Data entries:

+-------+

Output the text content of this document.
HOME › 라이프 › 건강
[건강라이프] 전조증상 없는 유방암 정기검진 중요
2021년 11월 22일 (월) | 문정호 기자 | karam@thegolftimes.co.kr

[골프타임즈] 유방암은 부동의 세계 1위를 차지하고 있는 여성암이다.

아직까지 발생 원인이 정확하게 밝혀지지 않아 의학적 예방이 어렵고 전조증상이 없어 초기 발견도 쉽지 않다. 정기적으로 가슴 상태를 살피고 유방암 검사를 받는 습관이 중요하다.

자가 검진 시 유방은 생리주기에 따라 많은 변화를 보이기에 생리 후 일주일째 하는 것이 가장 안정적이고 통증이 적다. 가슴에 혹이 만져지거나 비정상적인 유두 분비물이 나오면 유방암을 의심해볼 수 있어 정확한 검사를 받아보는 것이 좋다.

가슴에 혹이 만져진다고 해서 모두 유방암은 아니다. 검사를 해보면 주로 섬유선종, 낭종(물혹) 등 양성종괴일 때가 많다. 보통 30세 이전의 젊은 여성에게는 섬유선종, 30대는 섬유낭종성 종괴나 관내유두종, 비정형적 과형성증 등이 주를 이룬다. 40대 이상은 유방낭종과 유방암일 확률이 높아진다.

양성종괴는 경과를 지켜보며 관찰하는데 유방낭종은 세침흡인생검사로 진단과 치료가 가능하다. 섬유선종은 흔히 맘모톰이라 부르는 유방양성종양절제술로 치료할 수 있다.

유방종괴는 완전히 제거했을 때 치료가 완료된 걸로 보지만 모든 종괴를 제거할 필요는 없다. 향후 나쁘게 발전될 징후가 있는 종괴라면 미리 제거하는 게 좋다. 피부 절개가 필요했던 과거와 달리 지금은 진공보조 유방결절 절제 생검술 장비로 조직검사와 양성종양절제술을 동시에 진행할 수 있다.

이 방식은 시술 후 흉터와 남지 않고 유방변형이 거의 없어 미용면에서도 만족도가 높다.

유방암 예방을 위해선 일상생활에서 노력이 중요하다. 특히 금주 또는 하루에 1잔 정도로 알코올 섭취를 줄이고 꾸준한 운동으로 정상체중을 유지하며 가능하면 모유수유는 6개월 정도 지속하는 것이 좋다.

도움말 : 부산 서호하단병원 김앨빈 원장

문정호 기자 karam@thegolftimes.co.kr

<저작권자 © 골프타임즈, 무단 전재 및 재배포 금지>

+-------+

◆ **Exercise description**: Please list every line of the records that contains "골프타임즈".

◆ **Output**:
[골프타임즈] 유방암은 부동의 세계 1위를 차지하고 있는 여성암이다.
<저작권자 © 골프타임즈, 무단 전재 및 재배포 금지>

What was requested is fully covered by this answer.